TO DO: Look for the string "value" and copy every line that has it.

** Begin **

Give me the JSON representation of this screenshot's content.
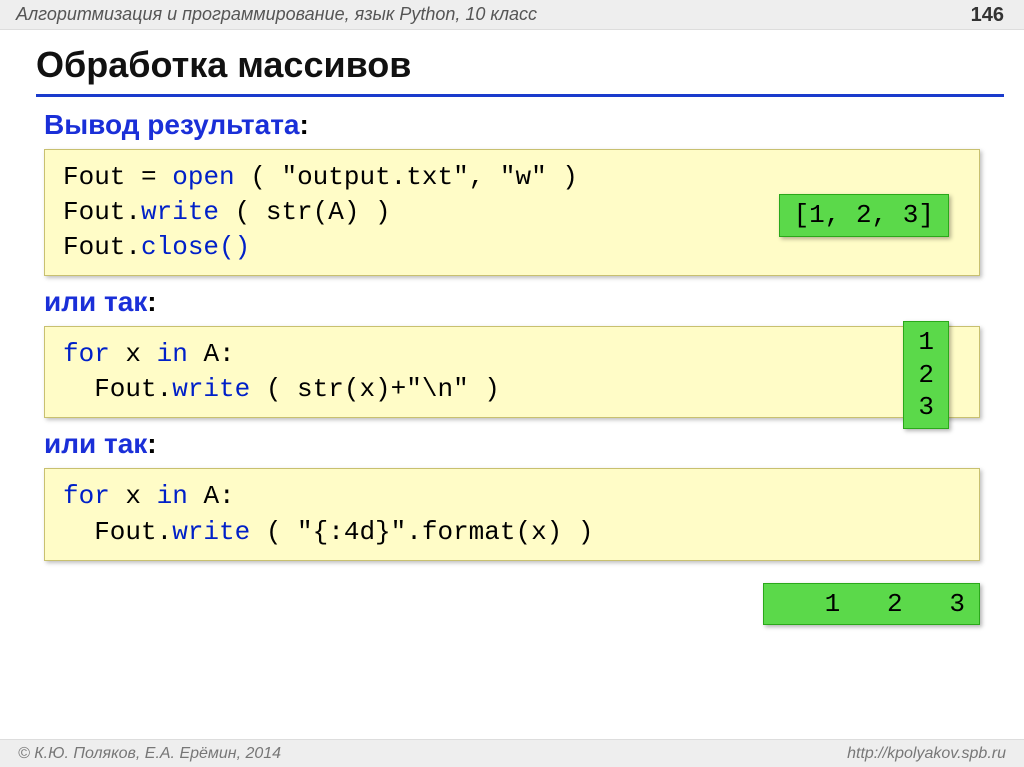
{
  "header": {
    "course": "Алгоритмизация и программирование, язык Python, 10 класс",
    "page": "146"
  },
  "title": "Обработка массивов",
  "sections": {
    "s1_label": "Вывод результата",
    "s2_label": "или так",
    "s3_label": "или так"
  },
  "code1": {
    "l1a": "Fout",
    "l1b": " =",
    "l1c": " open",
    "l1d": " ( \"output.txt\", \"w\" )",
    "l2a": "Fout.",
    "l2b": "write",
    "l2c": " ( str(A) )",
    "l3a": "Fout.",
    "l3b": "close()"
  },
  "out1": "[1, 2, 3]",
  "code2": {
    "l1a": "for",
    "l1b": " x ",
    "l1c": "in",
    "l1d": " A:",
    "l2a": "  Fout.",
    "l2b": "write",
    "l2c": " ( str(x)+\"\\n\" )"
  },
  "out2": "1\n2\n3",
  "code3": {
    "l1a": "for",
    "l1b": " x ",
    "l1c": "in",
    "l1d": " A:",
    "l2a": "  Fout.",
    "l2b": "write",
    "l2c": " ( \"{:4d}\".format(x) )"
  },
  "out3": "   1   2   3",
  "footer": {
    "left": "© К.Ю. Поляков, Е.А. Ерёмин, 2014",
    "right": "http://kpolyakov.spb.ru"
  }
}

** End **
** Begin **

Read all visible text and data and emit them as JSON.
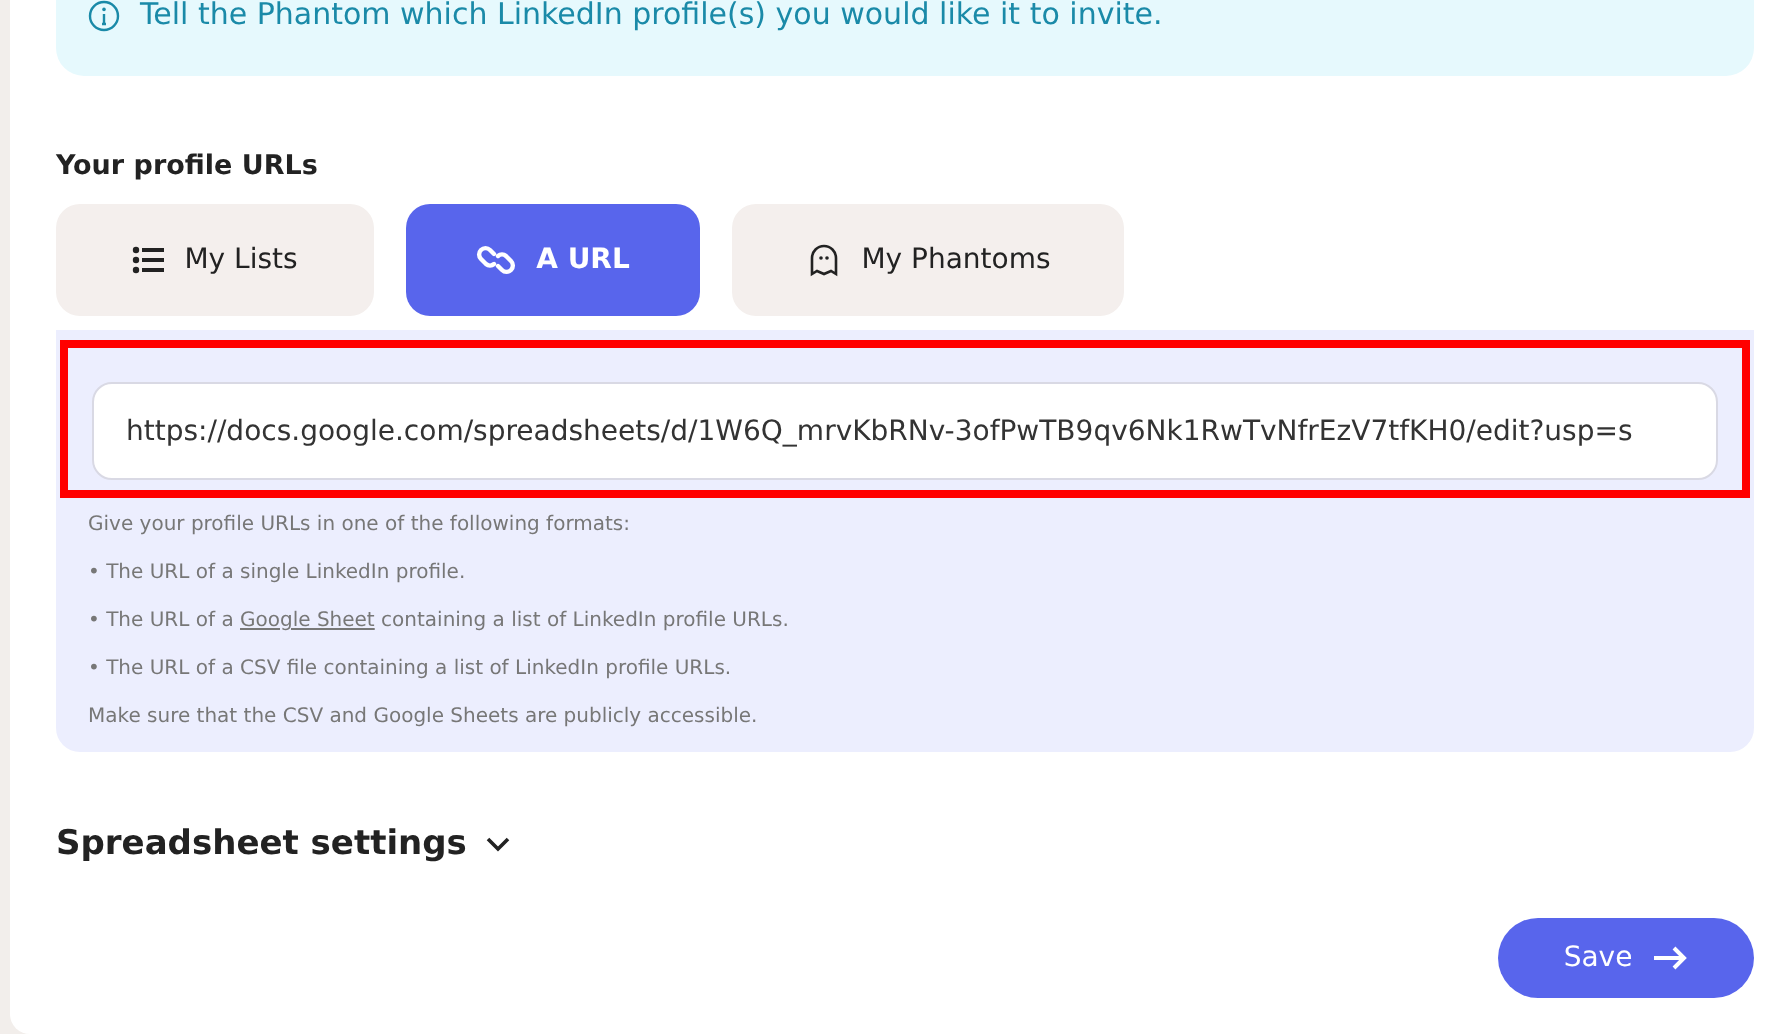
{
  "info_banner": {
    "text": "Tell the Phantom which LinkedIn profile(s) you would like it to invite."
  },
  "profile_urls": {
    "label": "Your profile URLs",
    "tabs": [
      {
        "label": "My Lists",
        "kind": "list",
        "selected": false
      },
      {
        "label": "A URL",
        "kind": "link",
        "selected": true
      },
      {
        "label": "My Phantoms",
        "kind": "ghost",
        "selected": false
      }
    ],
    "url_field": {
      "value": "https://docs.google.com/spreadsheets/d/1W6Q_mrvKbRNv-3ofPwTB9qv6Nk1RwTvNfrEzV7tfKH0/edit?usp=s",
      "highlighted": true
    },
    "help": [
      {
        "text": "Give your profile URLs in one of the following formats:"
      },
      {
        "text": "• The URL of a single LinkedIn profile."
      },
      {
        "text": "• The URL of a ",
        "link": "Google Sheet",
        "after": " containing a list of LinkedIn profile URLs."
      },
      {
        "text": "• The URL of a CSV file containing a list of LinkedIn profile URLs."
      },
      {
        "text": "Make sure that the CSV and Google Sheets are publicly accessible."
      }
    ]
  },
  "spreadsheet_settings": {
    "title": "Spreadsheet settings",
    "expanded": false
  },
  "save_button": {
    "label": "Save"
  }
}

** End **
** Begin **

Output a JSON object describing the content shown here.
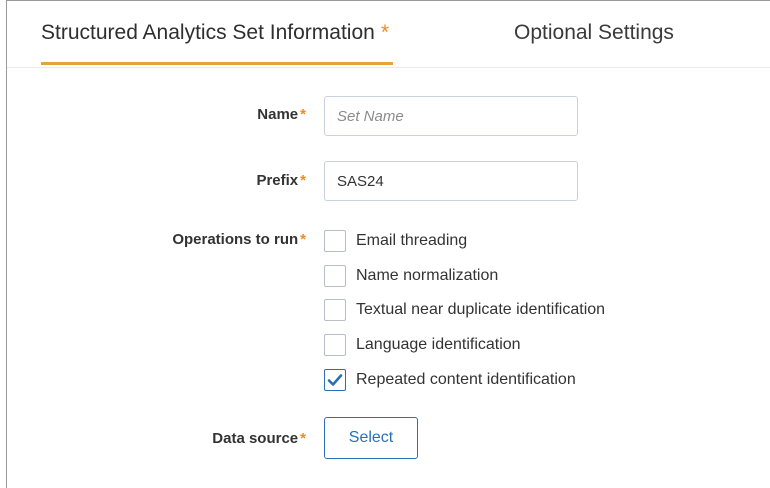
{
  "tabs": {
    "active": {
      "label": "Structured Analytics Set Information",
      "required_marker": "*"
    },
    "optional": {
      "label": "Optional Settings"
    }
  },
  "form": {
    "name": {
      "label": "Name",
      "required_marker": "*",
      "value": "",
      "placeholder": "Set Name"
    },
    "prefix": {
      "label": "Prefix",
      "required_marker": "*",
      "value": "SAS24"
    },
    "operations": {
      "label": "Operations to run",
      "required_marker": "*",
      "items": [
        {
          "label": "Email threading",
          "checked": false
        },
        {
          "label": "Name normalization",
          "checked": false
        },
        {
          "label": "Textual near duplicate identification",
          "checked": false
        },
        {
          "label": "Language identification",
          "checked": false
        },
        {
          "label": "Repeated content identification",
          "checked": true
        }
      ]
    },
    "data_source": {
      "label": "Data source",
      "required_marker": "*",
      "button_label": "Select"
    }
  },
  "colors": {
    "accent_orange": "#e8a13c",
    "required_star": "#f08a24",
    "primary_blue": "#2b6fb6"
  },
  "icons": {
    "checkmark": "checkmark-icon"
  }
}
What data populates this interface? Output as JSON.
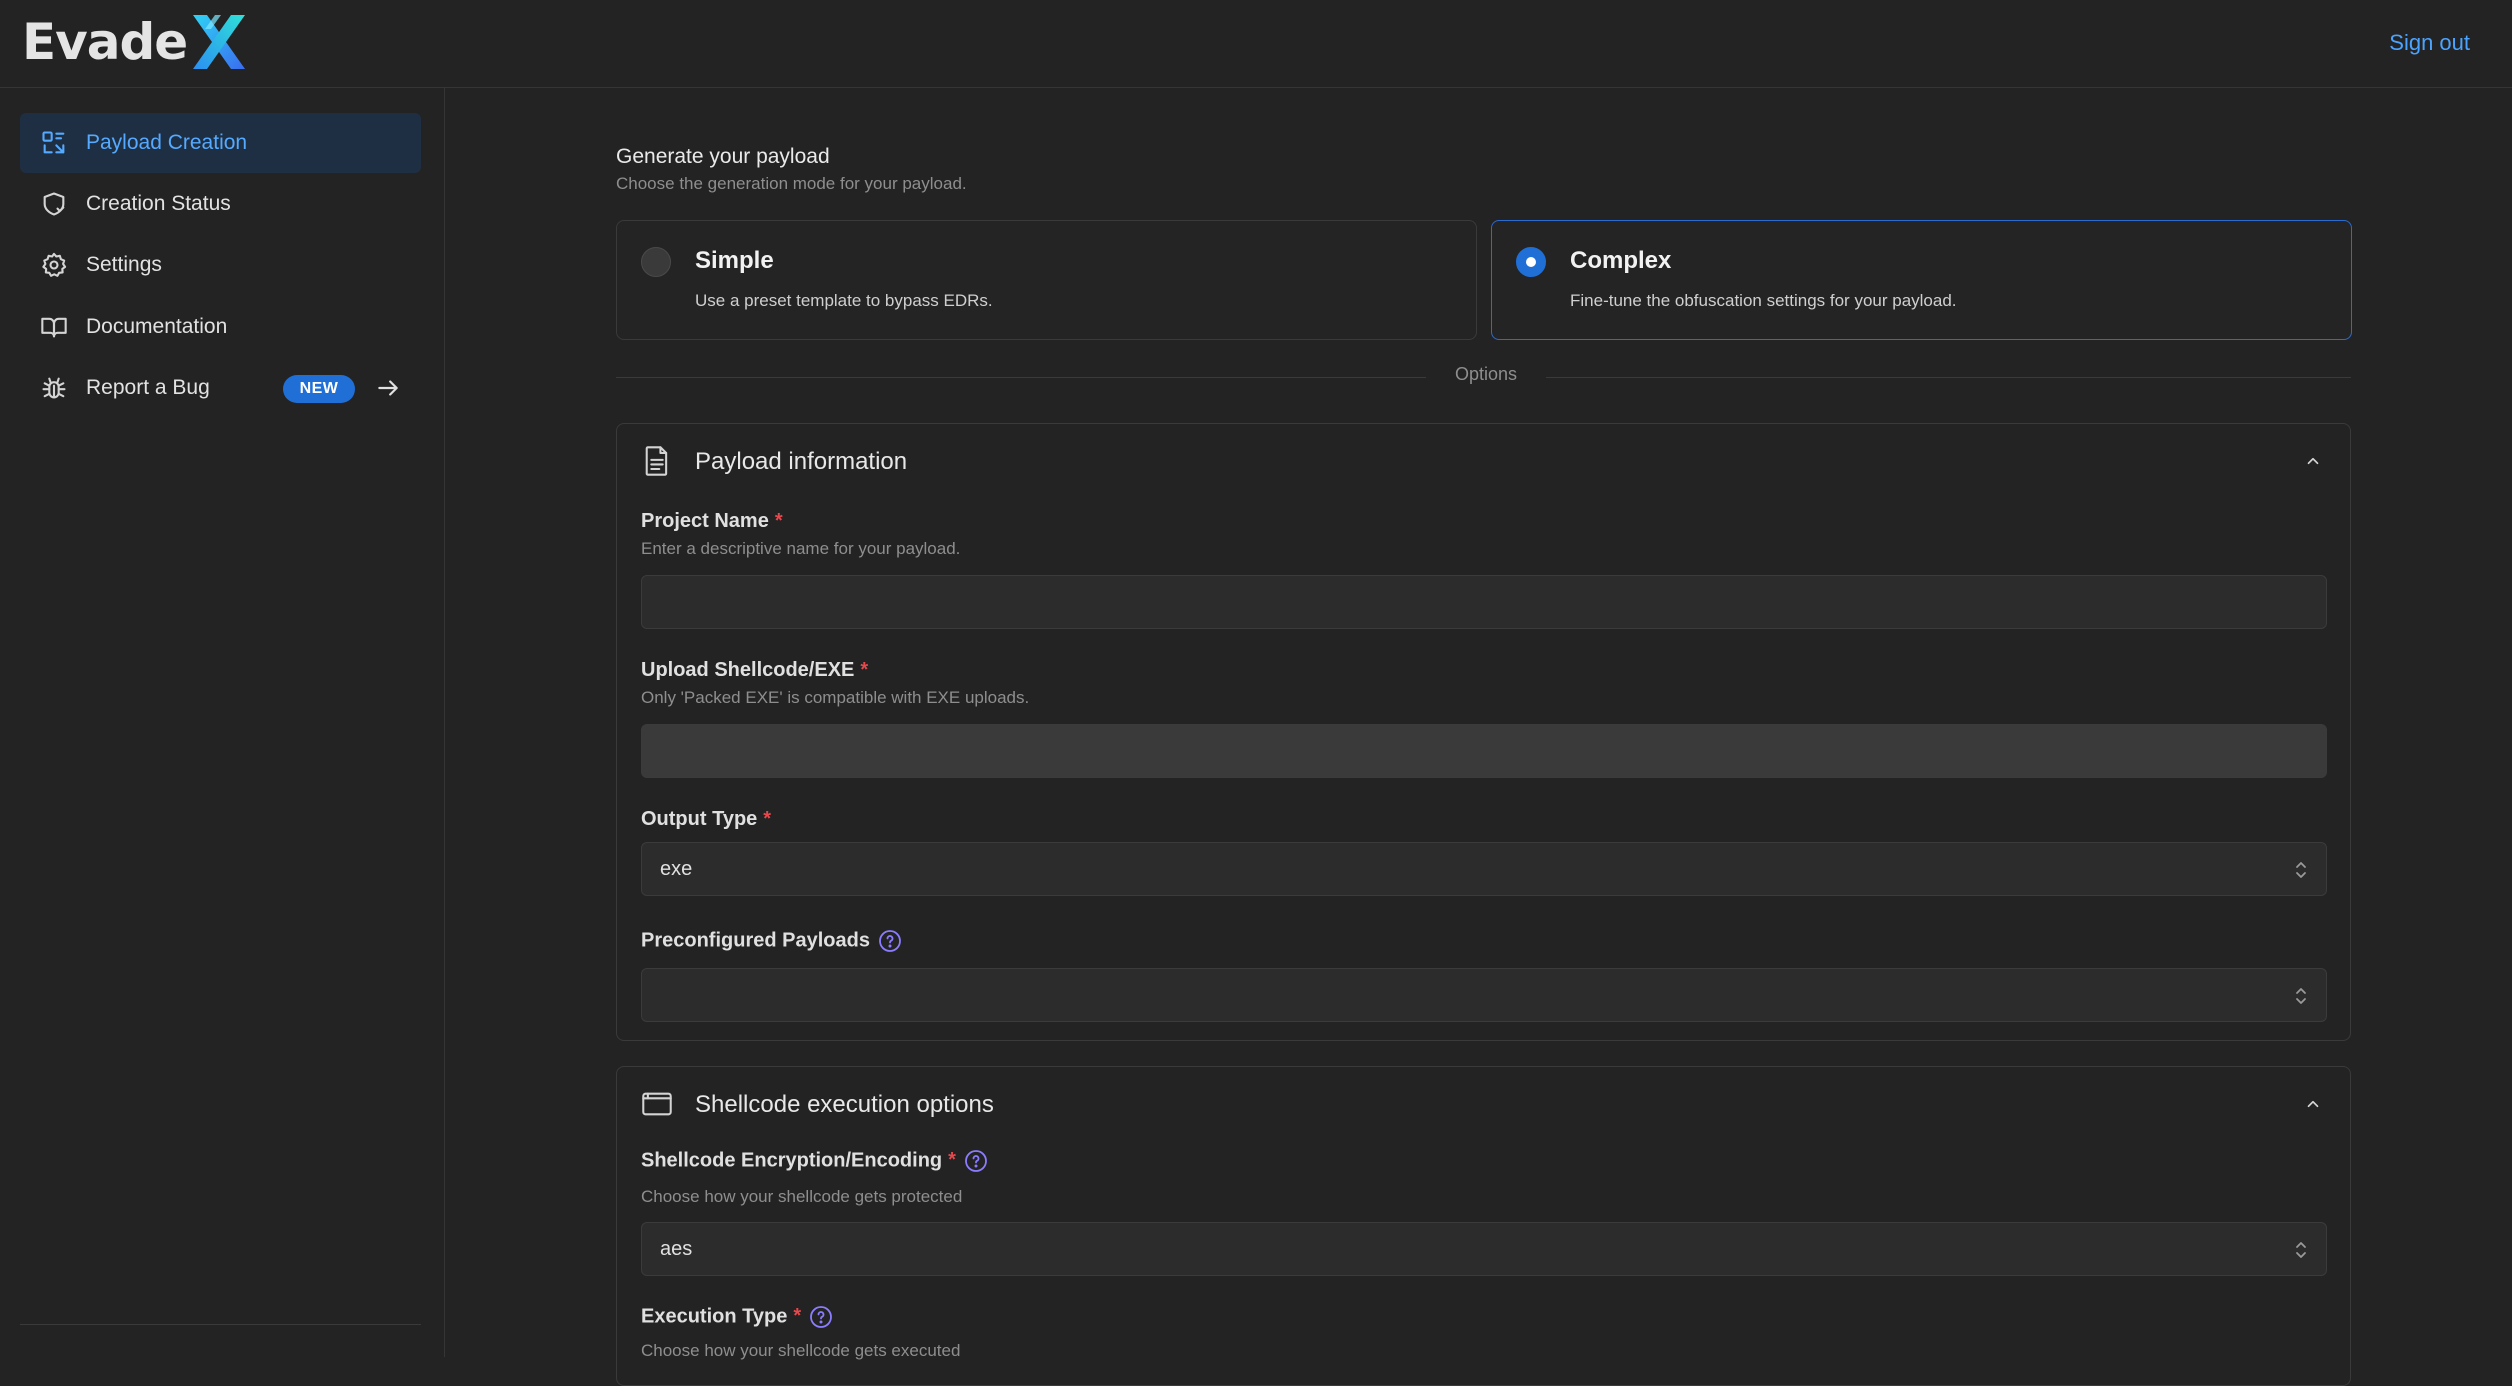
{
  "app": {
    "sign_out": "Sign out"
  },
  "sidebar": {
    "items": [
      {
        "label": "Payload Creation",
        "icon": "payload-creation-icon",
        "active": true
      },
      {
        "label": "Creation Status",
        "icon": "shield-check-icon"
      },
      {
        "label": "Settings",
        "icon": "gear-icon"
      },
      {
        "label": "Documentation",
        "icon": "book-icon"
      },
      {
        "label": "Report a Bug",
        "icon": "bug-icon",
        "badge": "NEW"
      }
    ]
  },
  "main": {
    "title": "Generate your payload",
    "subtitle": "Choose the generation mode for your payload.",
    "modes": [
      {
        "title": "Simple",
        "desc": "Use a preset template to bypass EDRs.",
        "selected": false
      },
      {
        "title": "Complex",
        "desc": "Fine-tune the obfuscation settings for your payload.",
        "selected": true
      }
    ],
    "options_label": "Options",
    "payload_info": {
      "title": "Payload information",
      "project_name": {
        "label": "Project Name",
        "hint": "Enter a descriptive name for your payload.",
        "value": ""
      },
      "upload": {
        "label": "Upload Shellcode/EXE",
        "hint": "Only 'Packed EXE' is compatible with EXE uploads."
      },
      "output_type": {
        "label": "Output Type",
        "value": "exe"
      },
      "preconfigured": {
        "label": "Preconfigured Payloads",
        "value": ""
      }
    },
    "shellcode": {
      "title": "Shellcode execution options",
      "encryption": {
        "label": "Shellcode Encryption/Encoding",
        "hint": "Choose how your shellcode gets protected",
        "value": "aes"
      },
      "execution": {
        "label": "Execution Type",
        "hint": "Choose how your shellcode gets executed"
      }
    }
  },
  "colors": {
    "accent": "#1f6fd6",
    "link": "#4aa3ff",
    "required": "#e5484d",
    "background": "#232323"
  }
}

** End **

EXPECTED ANSWER:
      "value": "https://docs.google.com/spreadsheets/d/1W6Q_mrvKbRNv-3ofPwTB9qv6Nk1RwTvNfrEzV7tfKH0/edit?usp=s",
      "value": "",
      "value": "SAS24"
        "value": ""
        "value": "exe"
        "value": ""
        "value": "aes"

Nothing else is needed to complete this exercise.